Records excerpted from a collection
[Start]

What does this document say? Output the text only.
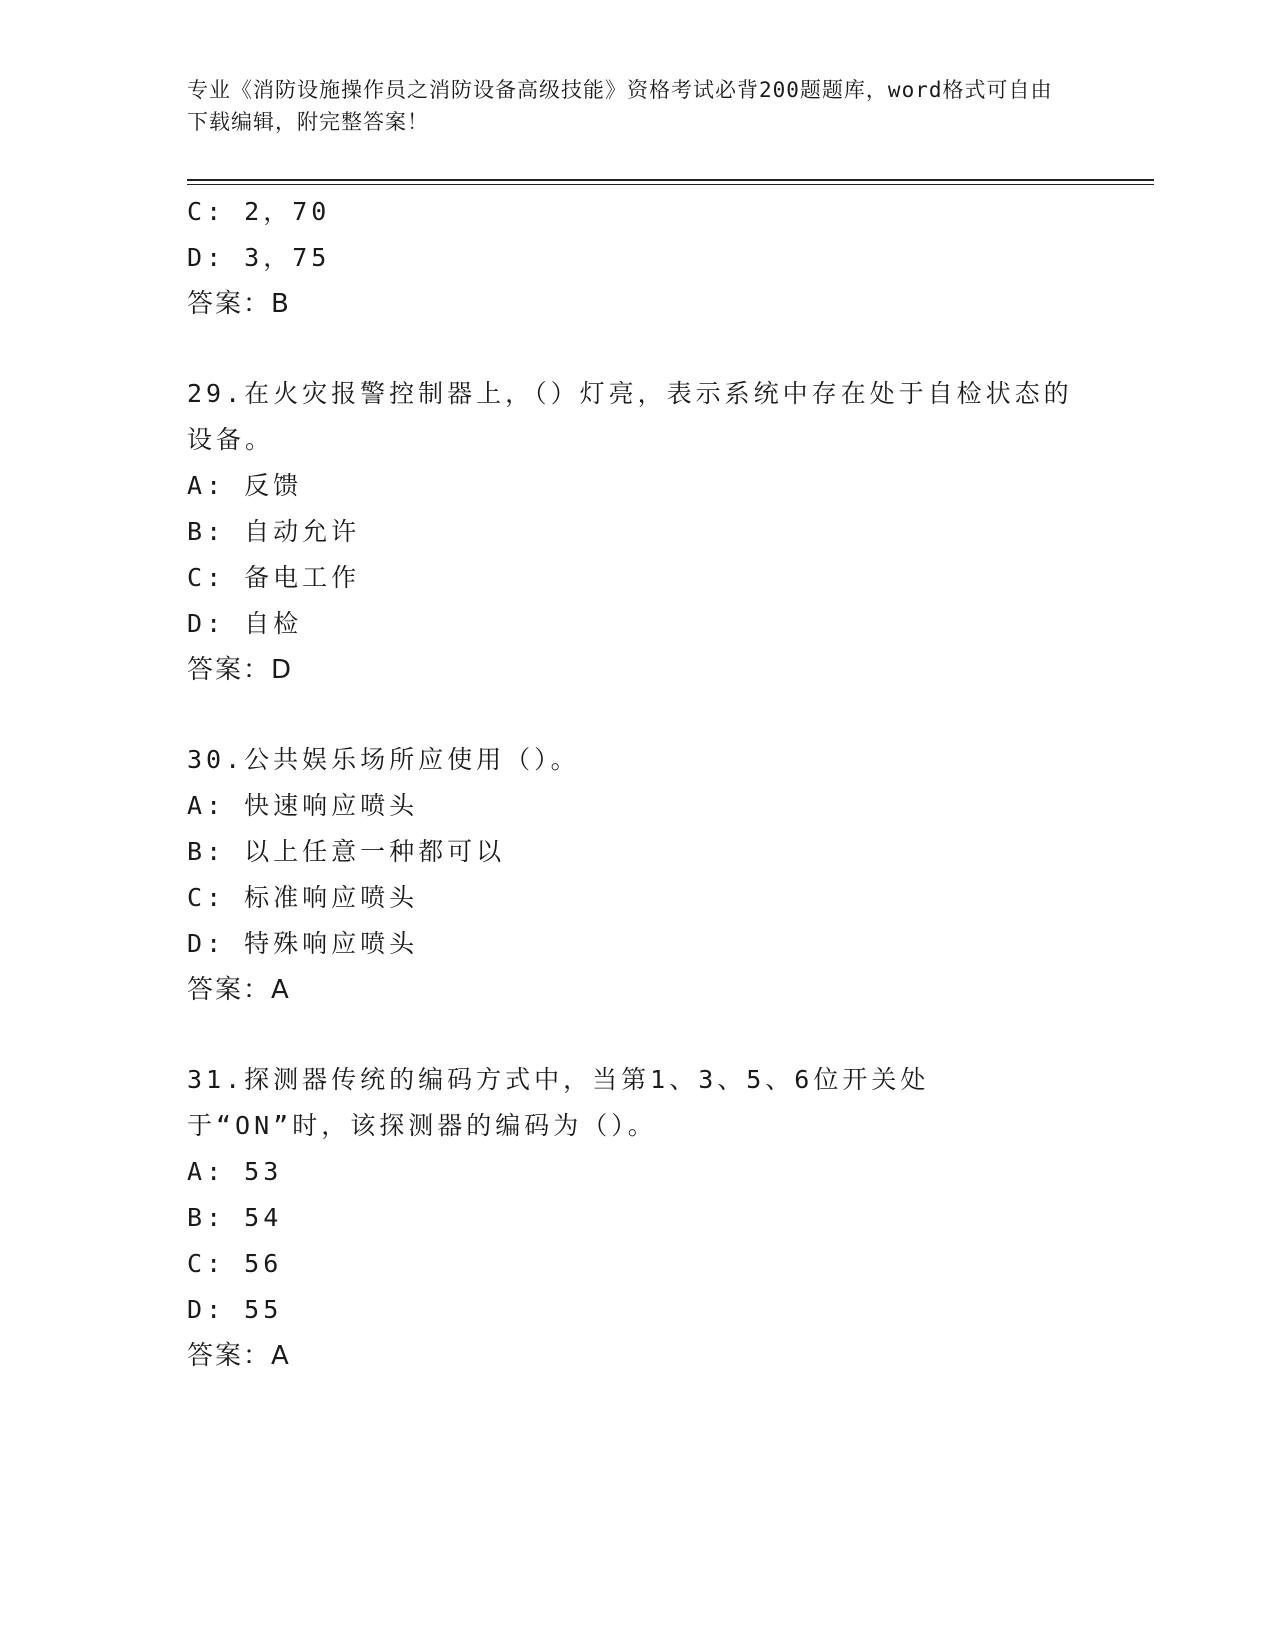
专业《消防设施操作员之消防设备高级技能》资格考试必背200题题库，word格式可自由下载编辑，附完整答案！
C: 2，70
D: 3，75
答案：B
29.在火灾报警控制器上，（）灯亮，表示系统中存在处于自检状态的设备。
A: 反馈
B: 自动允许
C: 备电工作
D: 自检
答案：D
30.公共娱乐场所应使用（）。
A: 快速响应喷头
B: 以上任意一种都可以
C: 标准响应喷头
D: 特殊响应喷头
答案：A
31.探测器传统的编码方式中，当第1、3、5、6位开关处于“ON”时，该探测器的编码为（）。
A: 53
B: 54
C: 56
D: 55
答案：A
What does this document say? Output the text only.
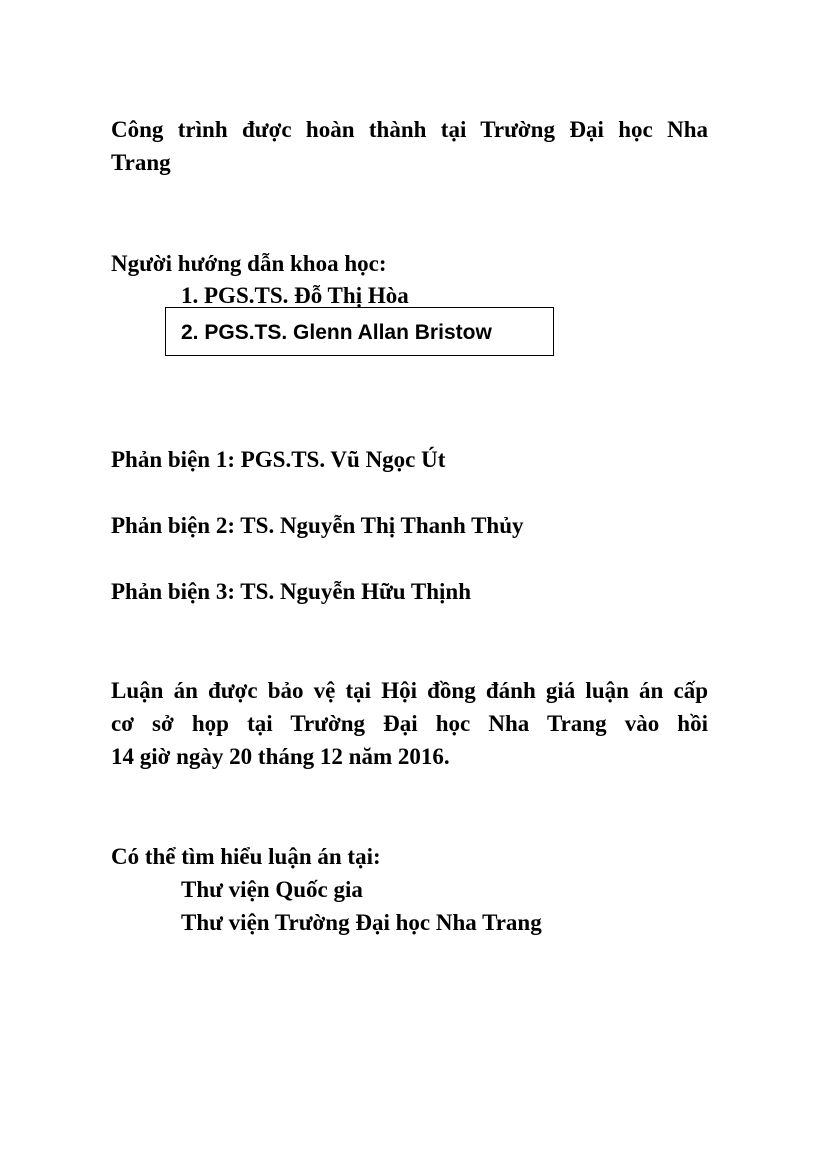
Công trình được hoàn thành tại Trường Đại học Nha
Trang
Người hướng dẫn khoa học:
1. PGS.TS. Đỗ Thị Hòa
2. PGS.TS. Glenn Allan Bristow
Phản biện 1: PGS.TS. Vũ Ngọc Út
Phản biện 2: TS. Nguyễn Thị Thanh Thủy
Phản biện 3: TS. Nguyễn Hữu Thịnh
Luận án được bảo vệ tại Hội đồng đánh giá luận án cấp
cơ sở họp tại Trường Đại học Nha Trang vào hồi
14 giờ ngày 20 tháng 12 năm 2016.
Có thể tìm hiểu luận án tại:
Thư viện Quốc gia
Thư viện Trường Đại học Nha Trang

[End]

WHAT TO WORK ON |
Using the records above, list each line that includes "Trường".

RIGHT ANSWER |
Công trình được hoàn thành tại Trường Đại học Nha
cơ sở họp tại Trường Đại học Nha Trang vào hồi
Thư viện Trường Đại học Nha Trang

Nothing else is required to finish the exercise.